#### [SET PROBLEM]
Write out the entire listing below exactly, with the pictures left out.

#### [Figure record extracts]
****
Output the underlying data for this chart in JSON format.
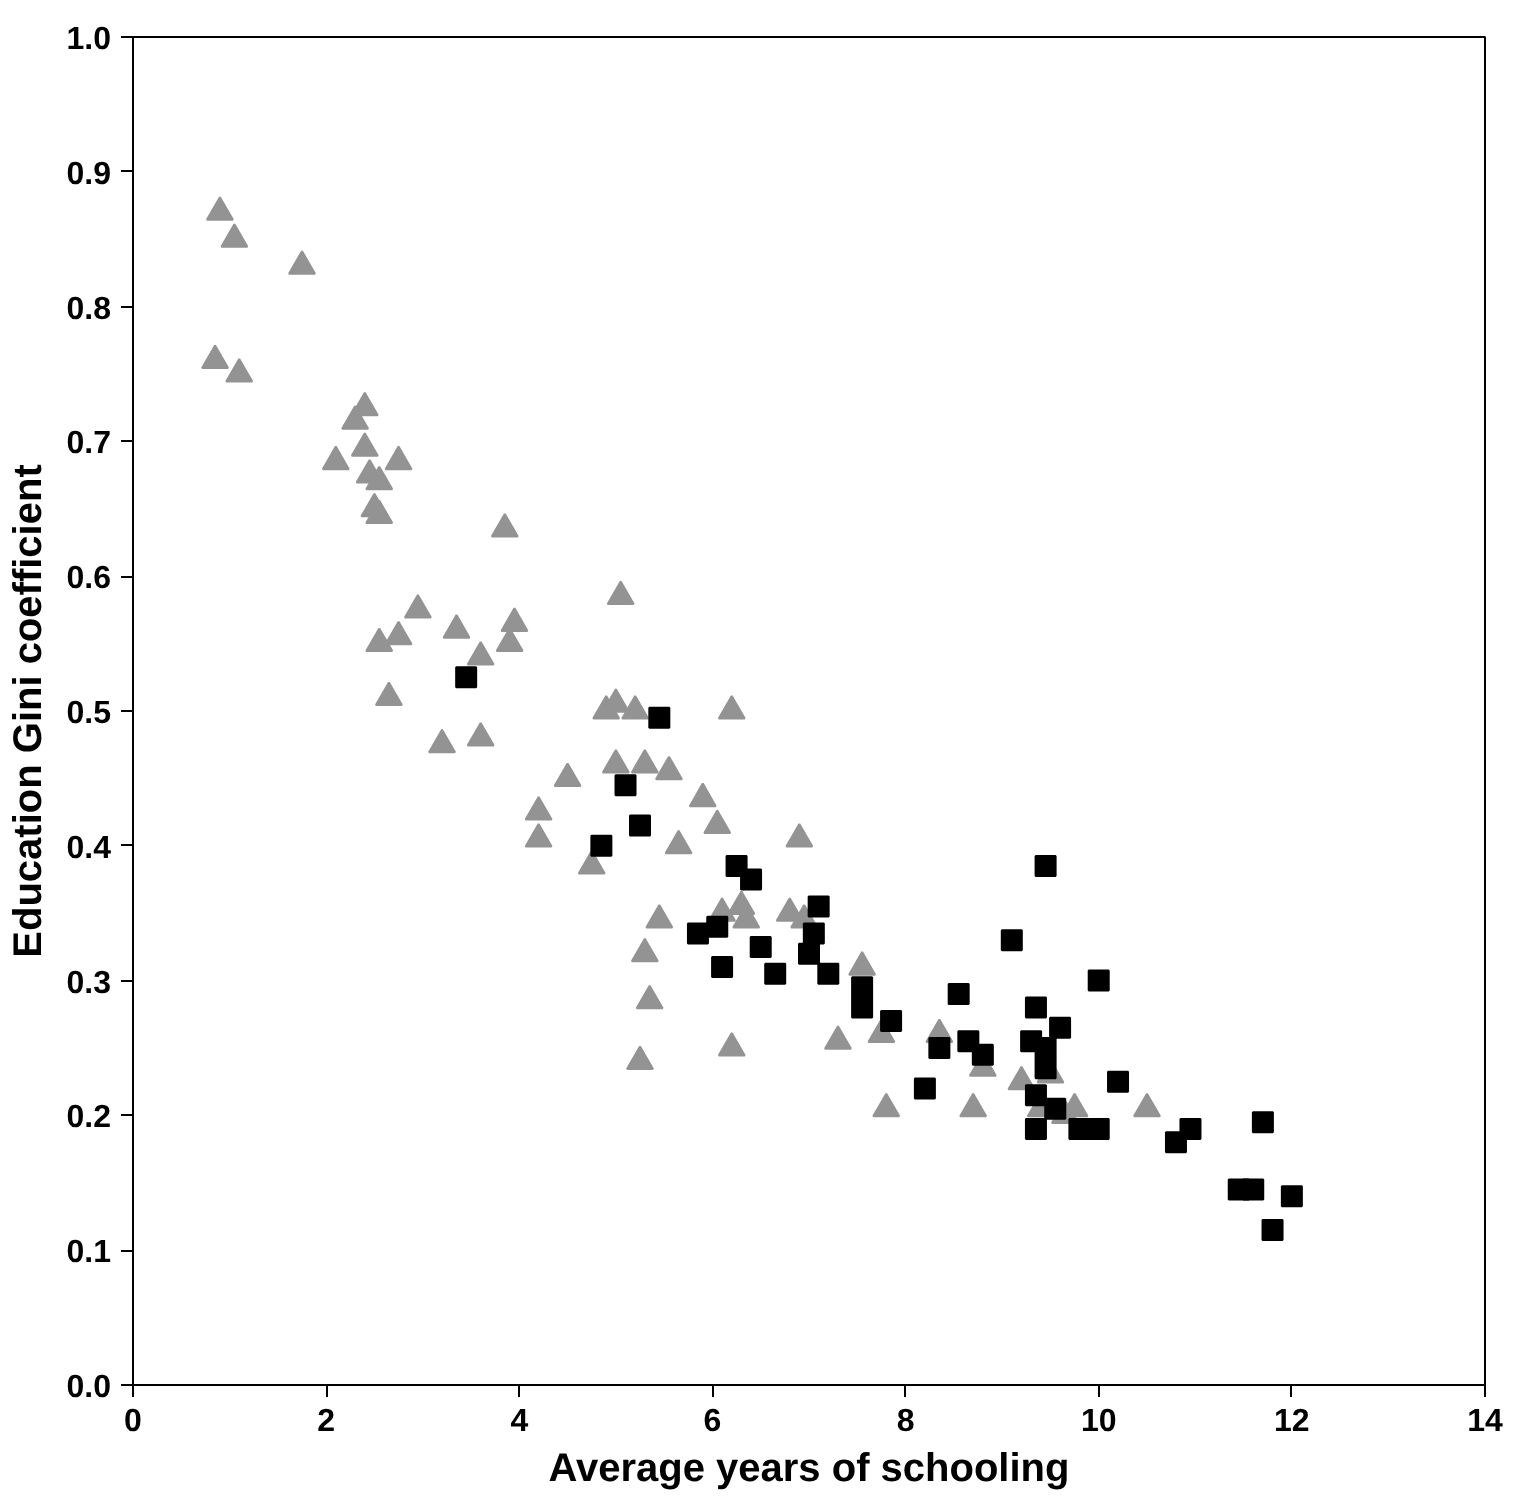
{
  "chart_data": {
    "type": "scatter",
    "xlabel": "Average years of schooling",
    "ylabel": "Education Gini coefficient",
    "xlim": [
      0,
      14
    ],
    "ylim": [
      0,
      1.0
    ],
    "xticks": [
      0,
      2,
      4,
      6,
      8,
      10,
      12,
      14
    ],
    "yticks": [
      {
        "value": 0,
        "label": "0.0"
      },
      0.1,
      0.2,
      0.3,
      0.4,
      0.5,
      0.6,
      0.7,
      0.8,
      0.9,
      {
        "value": 1.0,
        "label": "1.0"
      }
    ],
    "grid": false,
    "series": [
      {
        "color": "#939393",
        "marker": "triangle",
        "x": [
          0.9,
          1.05,
          1.75,
          0.85,
          1.1,
          2.1,
          2.3,
          2.4,
          2.4,
          2.45,
          2.55,
          2.55,
          2.5,
          2.55,
          2.75,
          2.75,
          2.65,
          2.95,
          3.2,
          3.35,
          3.6,
          3.6,
          3.85,
          3.9,
          3.95,
          4.2,
          4.2,
          4.5,
          4.75,
          4.9,
          5.0,
          5.05,
          5.0,
          5.2,
          5.3,
          5.3,
          5.35,
          5.25,
          5.45,
          5.55,
          5.65,
          5.9,
          6.05,
          6.1,
          6.2,
          6.2,
          6.3,
          6.35,
          6.8,
          6.9,
          6.95,
          7.3,
          7.55,
          7.8,
          7.75,
          8.35,
          8.7,
          8.8,
          9.2,
          9.4,
          9.5,
          9.75,
          10.5,
          9.65
        ],
        "values": [
          0.87,
          0.85,
          0.83,
          0.76,
          0.75,
          0.685,
          0.715,
          0.725,
          0.695,
          0.675,
          0.67,
          0.645,
          0.65,
          0.55,
          0.685,
          0.555,
          0.51,
          0.575,
          0.475,
          0.56,
          0.54,
          0.48,
          0.635,
          0.55,
          0.565,
          0.425,
          0.405,
          0.45,
          0.385,
          0.5,
          0.505,
          0.585,
          0.46,
          0.5,
          0.46,
          0.32,
          0.285,
          0.24,
          0.345,
          0.455,
          0.4,
          0.435,
          0.415,
          0.35,
          0.5,
          0.25,
          0.355,
          0.345,
          0.35,
          0.405,
          0.345,
          0.255,
          0.31,
          0.205,
          0.26,
          0.26,
          0.205,
          0.235,
          0.225,
          0.205,
          0.23,
          0.205,
          0.205,
          0.2
        ]
      },
      {
        "color": "#000000",
        "marker": "square",
        "x": [
          3.45,
          4.85,
          5.1,
          5.25,
          5.45,
          5.85,
          6.05,
          6.1,
          6.25,
          6.4,
          6.5,
          6.65,
          7.0,
          7.05,
          7.1,
          7.2,
          7.55,
          7.55,
          7.85,
          8.2,
          8.35,
          8.55,
          8.65,
          8.8,
          9.1,
          9.3,
          9.35,
          9.35,
          9.35,
          9.45,
          9.45,
          9.45,
          9.55,
          9.6,
          9.8,
          10.0,
          10.0,
          10.2,
          10.8,
          10.95,
          11.45,
          11.6,
          11.7,
          11.8,
          12.0
        ],
        "values": [
          0.525,
          0.4,
          0.445,
          0.415,
          0.495,
          0.335,
          0.34,
          0.31,
          0.385,
          0.375,
          0.325,
          0.305,
          0.32,
          0.335,
          0.355,
          0.305,
          0.295,
          0.28,
          0.27,
          0.22,
          0.25,
          0.29,
          0.255,
          0.245,
          0.33,
          0.255,
          0.28,
          0.215,
          0.19,
          0.385,
          0.25,
          0.235,
          0.205,
          0.265,
          0.19,
          0.3,
          0.19,
          0.225,
          0.18,
          0.19,
          0.145,
          0.145,
          0.195,
          0.115,
          0.14
        ]
      }
    ]
  }
}
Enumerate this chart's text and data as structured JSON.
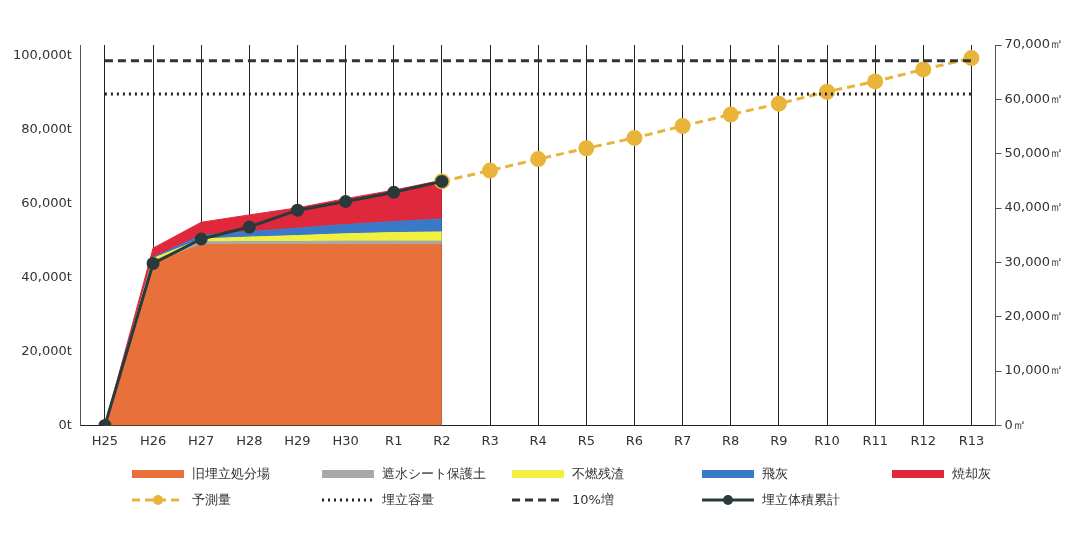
****
#### [ANSWER TO THIS PROBLEM]
Output the underlying data for this chart in JSON format.
{
  "chart_data": {
    "type": "scatter",
    "xlabel": "Average years of schooling",
    "ylabel": "Education Gini coefficient",
    "xlim": [
      0,
      14
    ],
    "ylim": [
      0,
      1.0
    ],
    "xticks": [
      0,
      2,
      4,
      6,
      8,
      10,
      12,
      14
    ],
    "yticks": [
      {
        "value": 0,
        "label": "0.0"
      },
      0.1,
      0.2,
      0.3,
      0.4,
      0.5,
      0.6,
      0.7,
      0.8,
      0.9,
      {
        "value": 1.0,
        "label": "1.0"
      }
    ],
    "grid": false,
    "series": [
      {
        "color": "#939393",
        "marker": "triangle",
        "x": [
          0.9,
          1.05,
          1.75,
          0.85,
          1.1,
          2.1,
          2.3,
          2.4,
          2.4,
          2.45,
          2.55,
          2.55,
          2.5,
          2.55,
          2.75,
          2.75,
          2.65,
          2.95,
          3.2,
          3.35,
          3.6,
          3.6,
          3.85,
          3.9,
          3.95,
          4.2,
          4.2,
          4.5,
          4.75,
          4.9,
          5.0,
          5.05,
          5.0,
          5.2,
          5.3,
          5.3,
          5.35,
          5.25,
          5.45,
          5.55,
          5.65,
          5.9,
          6.05,
          6.1,
          6.2,
          6.2,
          6.3,
          6.35,
          6.8,
          6.9,
          6.95,
          7.3,
          7.55,
          7.8,
          7.75,
          8.35,
          8.7,
          8.8,
          9.2,
          9.4,
          9.5,
          9.75,
          10.5,
          9.65
        ],
        "values": [
          0.87,
          0.85,
          0.83,
          0.76,
          0.75,
          0.685,
          0.715,
          0.725,
          0.695,
          0.675,
          0.67,
          0.645,
          0.65,
          0.55,
          0.685,
          0.555,
          0.51,
          0.575,
          0.475,
          0.56,
          0.54,
          0.48,
          0.635,
          0.55,
          0.565,
          0.425,
          0.405,
          0.45,
          0.385,
          0.5,
          0.505,
          0.585,
          0.46,
          0.5,
          0.46,
          0.32,
          0.285,
          0.24,
          0.345,
          0.455,
          0.4,
          0.435,
          0.415,
          0.35,
          0.5,
          0.25,
          0.355,
          0.345,
          0.35,
          0.405,
          0.345,
          0.255,
          0.31,
          0.205,
          0.26,
          0.26,
          0.205,
          0.235,
          0.225,
          0.205,
          0.23,
          0.205,
          0.205,
          0.2
        ]
      },
      {
        "color": "#000000",
        "marker": "square",
        "x": [
          3.45,
          4.85,
          5.1,
          5.25,
          5.45,
          5.85,
          6.05,
          6.1,
          6.25,
          6.4,
          6.5,
          6.65,
          7.0,
          7.05,
          7.1,
          7.2,
          7.55,
          7.55,
          7.85,
          8.2,
          8.35,
          8.55,
          8.65,
          8.8,
          9.1,
          9.3,
          9.35,
          9.35,
          9.35,
          9.45,
          9.45,
          9.45,
          9.55,
          9.6,
          9.8,
          10.0,
          10.0,
          10.2,
          10.8,
          10.95,
          11.45,
          11.6,
          11.7,
          11.8,
          12.0
        ],
        "values": [
          0.525,
          0.4,
          0.445,
          0.415,
          0.495,
          0.335,
          0.34,
          0.31,
          0.385,
          0.375,
          0.325,
          0.305,
          0.32,
          0.335,
          0.355,
          0.305,
          0.295,
          0.28,
          0.27,
          0.22,
          0.25,
          0.29,
          0.255,
          0.245,
          0.33,
          0.255,
          0.28,
          0.215,
          0.19,
          0.385,
          0.25,
          0.235,
          0.205,
          0.265,
          0.19,
          0.3,
          0.19,
          0.225,
          0.18,
          0.19,
          0.145,
          0.145,
          0.195,
          0.115,
          0.14
        ]
      }
    ]
  }
}
Enumerate this chart's text and data as structured JSON.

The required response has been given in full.